DIRECTION. Images embedded in the records are excluded; print everything else exactly as given.

DATA FOR PROCESSING.
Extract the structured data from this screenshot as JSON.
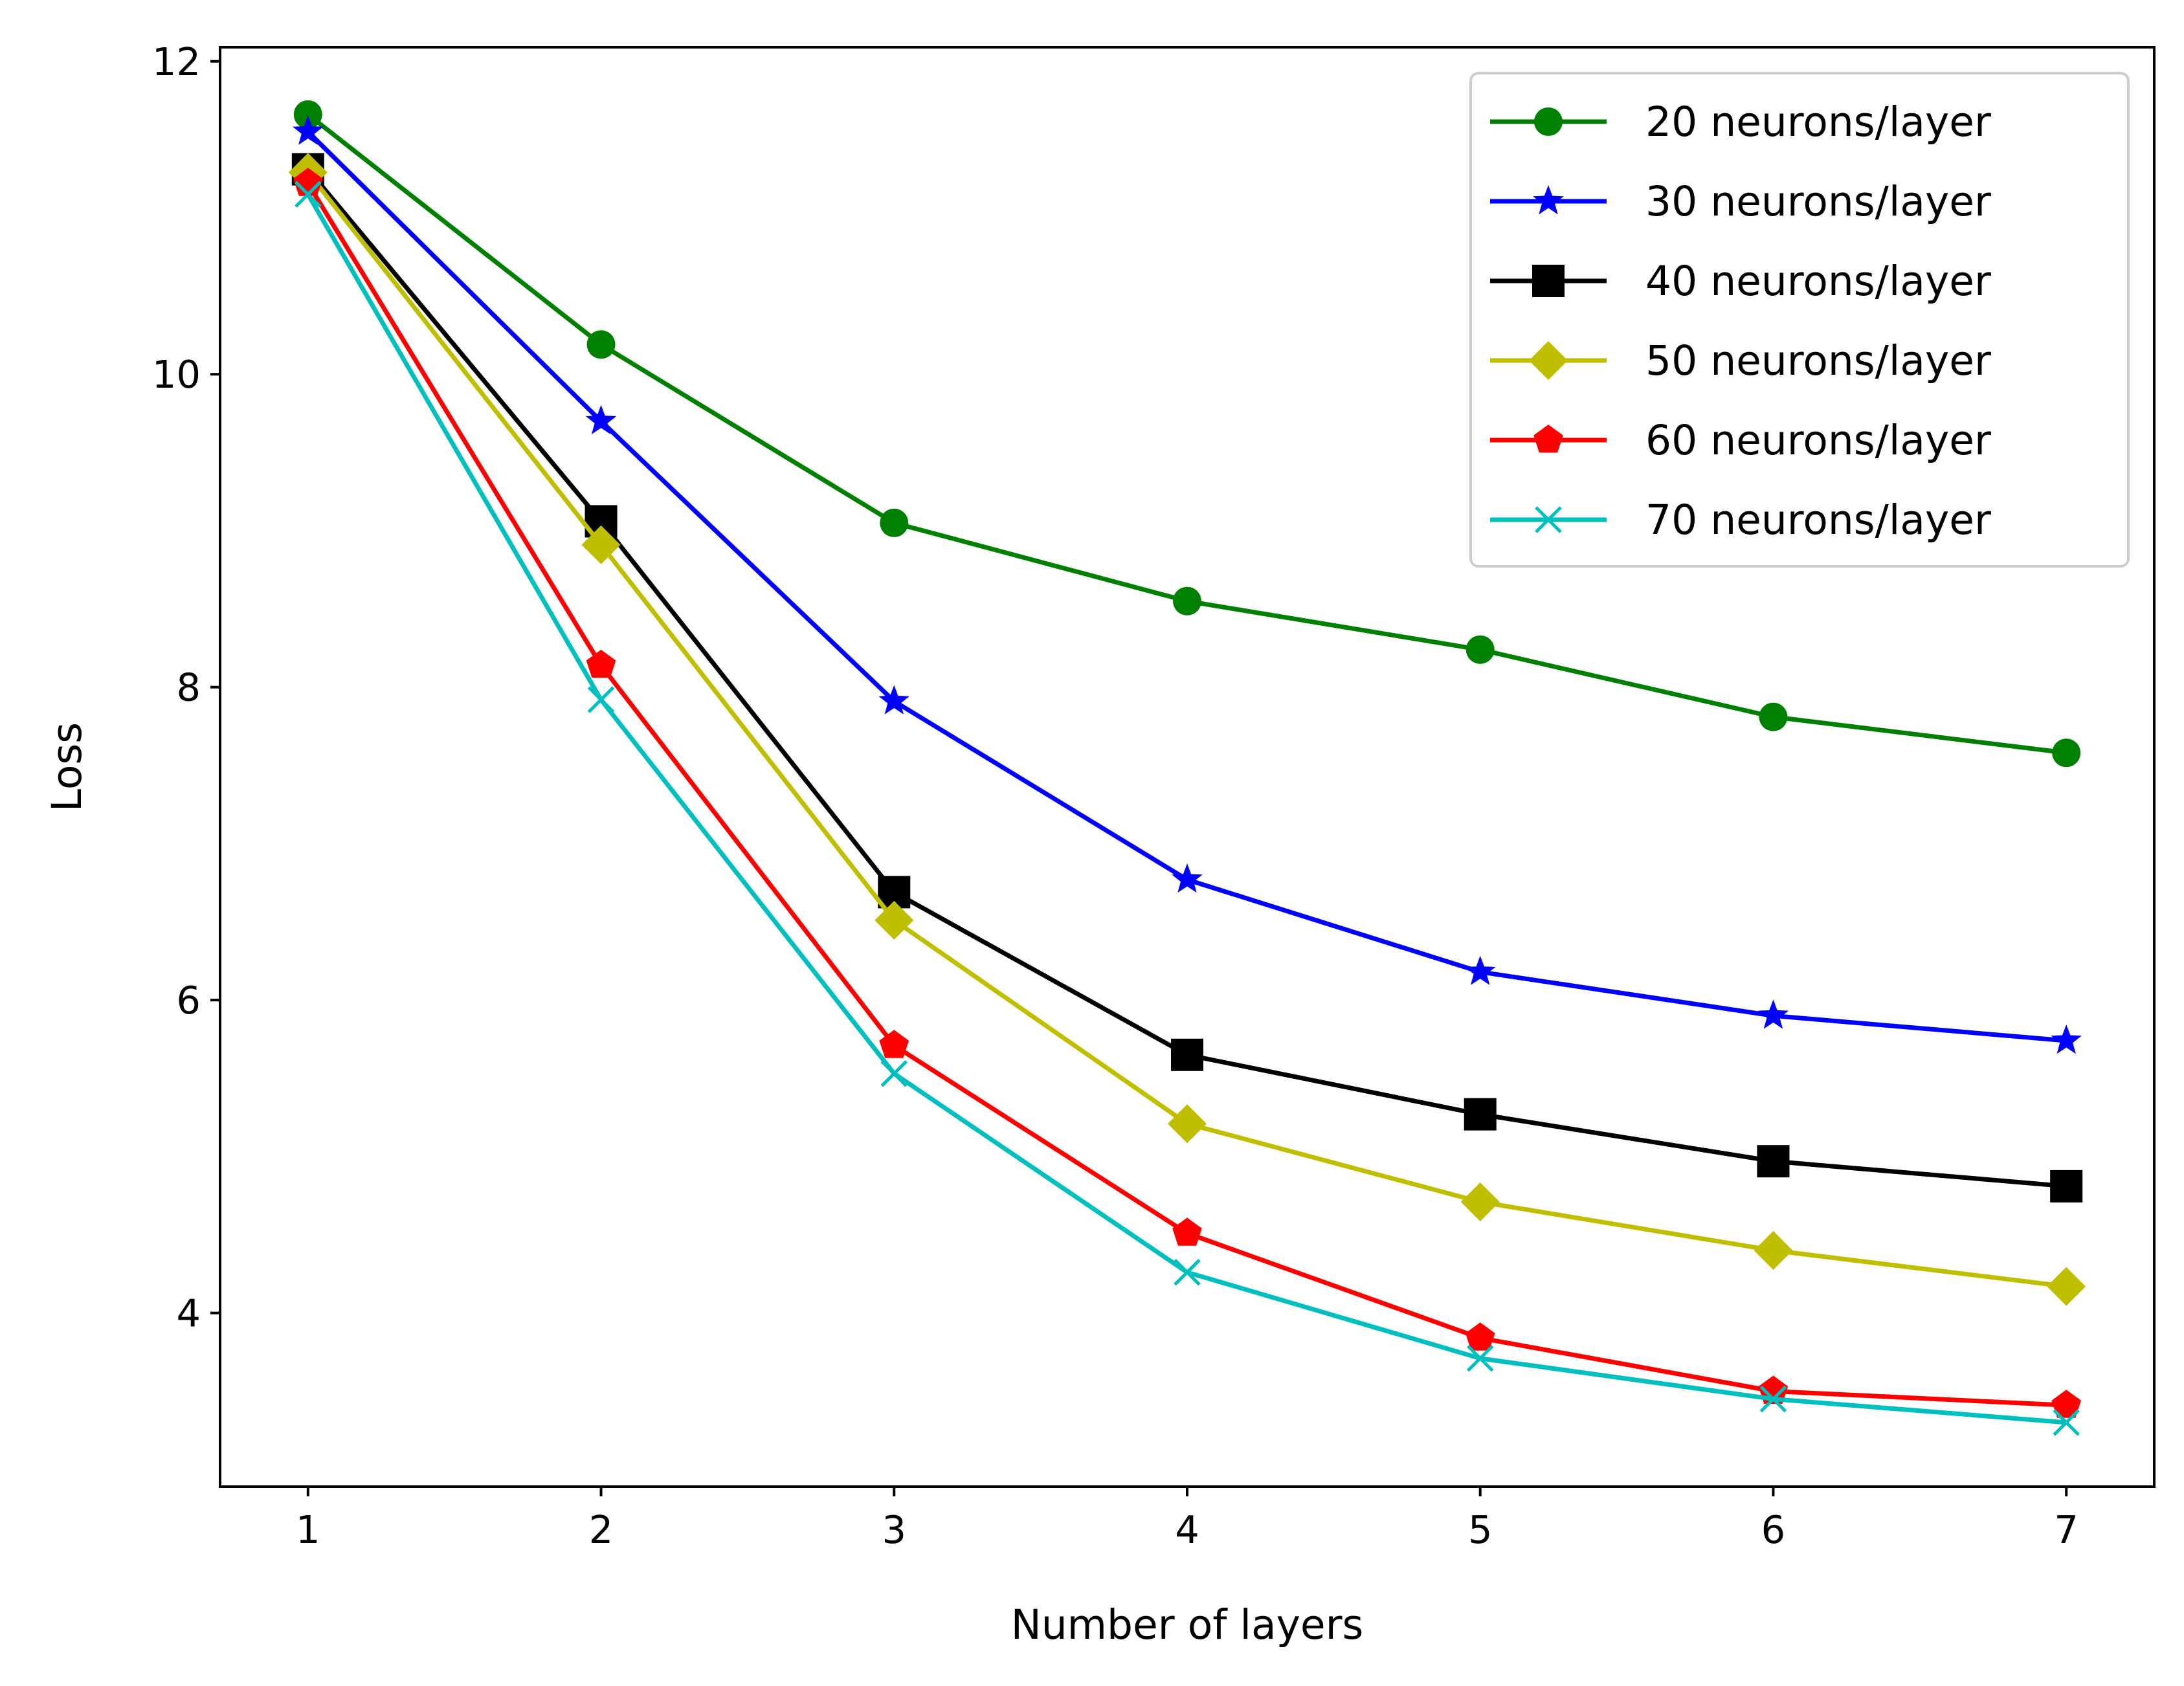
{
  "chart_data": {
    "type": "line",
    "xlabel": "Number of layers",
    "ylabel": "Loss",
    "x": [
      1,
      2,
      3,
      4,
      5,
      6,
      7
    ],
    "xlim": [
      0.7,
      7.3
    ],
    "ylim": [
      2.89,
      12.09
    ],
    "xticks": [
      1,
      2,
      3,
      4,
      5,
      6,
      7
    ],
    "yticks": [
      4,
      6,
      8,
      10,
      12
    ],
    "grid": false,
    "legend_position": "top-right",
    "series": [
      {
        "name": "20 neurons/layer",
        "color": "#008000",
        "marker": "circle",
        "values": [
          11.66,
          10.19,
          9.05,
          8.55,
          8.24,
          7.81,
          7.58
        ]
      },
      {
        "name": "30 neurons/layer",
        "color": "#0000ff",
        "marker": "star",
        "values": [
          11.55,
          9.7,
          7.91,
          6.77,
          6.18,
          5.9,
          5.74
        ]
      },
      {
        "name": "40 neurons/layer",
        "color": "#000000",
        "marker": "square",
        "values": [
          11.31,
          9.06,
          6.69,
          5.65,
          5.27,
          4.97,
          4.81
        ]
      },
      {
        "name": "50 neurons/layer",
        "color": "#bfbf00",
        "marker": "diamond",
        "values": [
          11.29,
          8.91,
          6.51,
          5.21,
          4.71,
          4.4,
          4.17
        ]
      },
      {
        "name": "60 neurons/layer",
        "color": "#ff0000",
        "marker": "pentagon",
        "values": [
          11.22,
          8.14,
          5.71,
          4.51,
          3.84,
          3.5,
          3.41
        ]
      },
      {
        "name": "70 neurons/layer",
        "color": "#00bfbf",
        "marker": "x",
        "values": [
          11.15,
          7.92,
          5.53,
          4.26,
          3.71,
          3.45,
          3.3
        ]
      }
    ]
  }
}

EXERCISE ANSWER.
Extract the structured data from this screenshot as JSON.
{
  "chart_data": {
    "type": "line",
    "xlabel": "Number of layers",
    "ylabel": "Loss",
    "x": [
      1,
      2,
      3,
      4,
      5,
      6,
      7
    ],
    "xlim": [
      0.7,
      7.3
    ],
    "ylim": [
      2.89,
      12.09
    ],
    "xticks": [
      1,
      2,
      3,
      4,
      5,
      6,
      7
    ],
    "yticks": [
      4,
      6,
      8,
      10,
      12
    ],
    "grid": false,
    "legend_position": "top-right",
    "series": [
      {
        "name": "20 neurons/layer",
        "color": "#008000",
        "marker": "circle",
        "values": [
          11.66,
          10.19,
          9.05,
          8.55,
          8.24,
          7.81,
          7.58
        ]
      },
      {
        "name": "30 neurons/layer",
        "color": "#0000ff",
        "marker": "star",
        "values": [
          11.55,
          9.7,
          7.91,
          6.77,
          6.18,
          5.9,
          5.74
        ]
      },
      {
        "name": "40 neurons/layer",
        "color": "#000000",
        "marker": "square",
        "values": [
          11.31,
          9.06,
          6.69,
          5.65,
          5.27,
          4.97,
          4.81
        ]
      },
      {
        "name": "50 neurons/layer",
        "color": "#bfbf00",
        "marker": "diamond",
        "values": [
          11.29,
          8.91,
          6.51,
          5.21,
          4.71,
          4.4,
          4.17
        ]
      },
      {
        "name": "60 neurons/layer",
        "color": "#ff0000",
        "marker": "pentagon",
        "values": [
          11.22,
          8.14,
          5.71,
          4.51,
          3.84,
          3.5,
          3.41
        ]
      },
      {
        "name": "70 neurons/layer",
        "color": "#00bfbf",
        "marker": "x",
        "values": [
          11.15,
          7.92,
          5.53,
          4.26,
          3.71,
          3.45,
          3.3
        ]
      }
    ]
  }
}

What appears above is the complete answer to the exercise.